Data excerpts:
=-=-=
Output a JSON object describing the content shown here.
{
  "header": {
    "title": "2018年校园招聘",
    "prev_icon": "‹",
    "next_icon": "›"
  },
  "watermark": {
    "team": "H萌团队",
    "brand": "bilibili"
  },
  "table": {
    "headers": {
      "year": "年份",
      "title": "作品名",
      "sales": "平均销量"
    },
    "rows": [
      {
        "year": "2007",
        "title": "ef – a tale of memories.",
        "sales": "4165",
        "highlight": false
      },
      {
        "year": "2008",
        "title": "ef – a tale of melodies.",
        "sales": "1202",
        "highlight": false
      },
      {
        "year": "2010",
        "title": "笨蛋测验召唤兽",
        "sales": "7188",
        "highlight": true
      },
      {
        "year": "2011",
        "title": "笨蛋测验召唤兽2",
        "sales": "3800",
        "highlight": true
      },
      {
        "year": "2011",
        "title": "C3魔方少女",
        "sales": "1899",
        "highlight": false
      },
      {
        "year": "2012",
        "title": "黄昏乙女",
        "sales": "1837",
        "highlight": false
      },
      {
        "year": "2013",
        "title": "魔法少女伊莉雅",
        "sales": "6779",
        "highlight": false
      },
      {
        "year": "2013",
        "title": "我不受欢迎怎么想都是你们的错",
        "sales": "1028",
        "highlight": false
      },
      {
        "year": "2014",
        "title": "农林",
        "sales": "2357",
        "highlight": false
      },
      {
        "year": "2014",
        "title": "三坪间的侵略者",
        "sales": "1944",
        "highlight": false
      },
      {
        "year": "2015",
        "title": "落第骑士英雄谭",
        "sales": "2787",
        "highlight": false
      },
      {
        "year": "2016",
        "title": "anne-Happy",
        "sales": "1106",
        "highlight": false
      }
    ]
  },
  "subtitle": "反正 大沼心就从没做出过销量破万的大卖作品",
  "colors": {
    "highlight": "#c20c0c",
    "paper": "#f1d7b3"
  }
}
=-=-=
Write out every entry above, word for word.

* **OUTPUT**:
Output a JSON object describing the content shown here.
{
  "header": {
    "title": "2018年校园招聘",
    "prev_icon": "‹",
    "next_icon": "›"
  },
  "watermark": {
    "team": "H萌团队",
    "brand": "bilibili"
  },
  "table": {
    "headers": {
      "year": "年份",
      "title": "作品名",
      "sales": "平均销量"
    },
    "rows": [
      {
        "year": "2007",
        "title": "ef – a tale of memories.",
        "sales": "4165",
        "highlight": false
      },
      {
        "year": "2008",
        "title": "ef – a tale of melodies.",
        "sales": "1202",
        "highlight": false
      },
      {
        "year": "2010",
        "title": "笨蛋测验召唤兽",
        "sales": "7188",
        "highlight": true
      },
      {
        "year": "2011",
        "title": "笨蛋测验召唤兽2",
        "sales": "3800",
        "highlight": true
      },
      {
        "year": "2011",
        "title": "C3魔方少女",
        "sales": "1899",
        "highlight": false
      },
      {
        "year": "2012",
        "title": "黄昏乙女",
        "sales": "1837",
        "highlight": false
      },
      {
        "year": "2013",
        "title": "魔法少女伊莉雅",
        "sales": "6779",
        "highlight": false
      },
      {
        "year": "2013",
        "title": "我不受欢迎怎么想都是你们的错",
        "sales": "1028",
        "highlight": false
      },
      {
        "year": "2014",
        "title": "农林",
        "sales": "2357",
        "highlight": false
      },
      {
        "year": "2014",
        "title": "三坪间的侵略者",
        "sales": "1944",
        "highlight": false
      },
      {
        "year": "2015",
        "title": "落第骑士英雄谭",
        "sales": "2787",
        "highlight": false
      },
      {
        "year": "2016",
        "title": "anne-Happy",
        "sales": "1106",
        "highlight": false
      }
    ]
  },
  "subtitle": "反正 大沼心就从没做出过销量破万的大卖作品",
  "colors": {
    "highlight": "#c20c0c",
    "paper": "#f1d7b3"
  }
}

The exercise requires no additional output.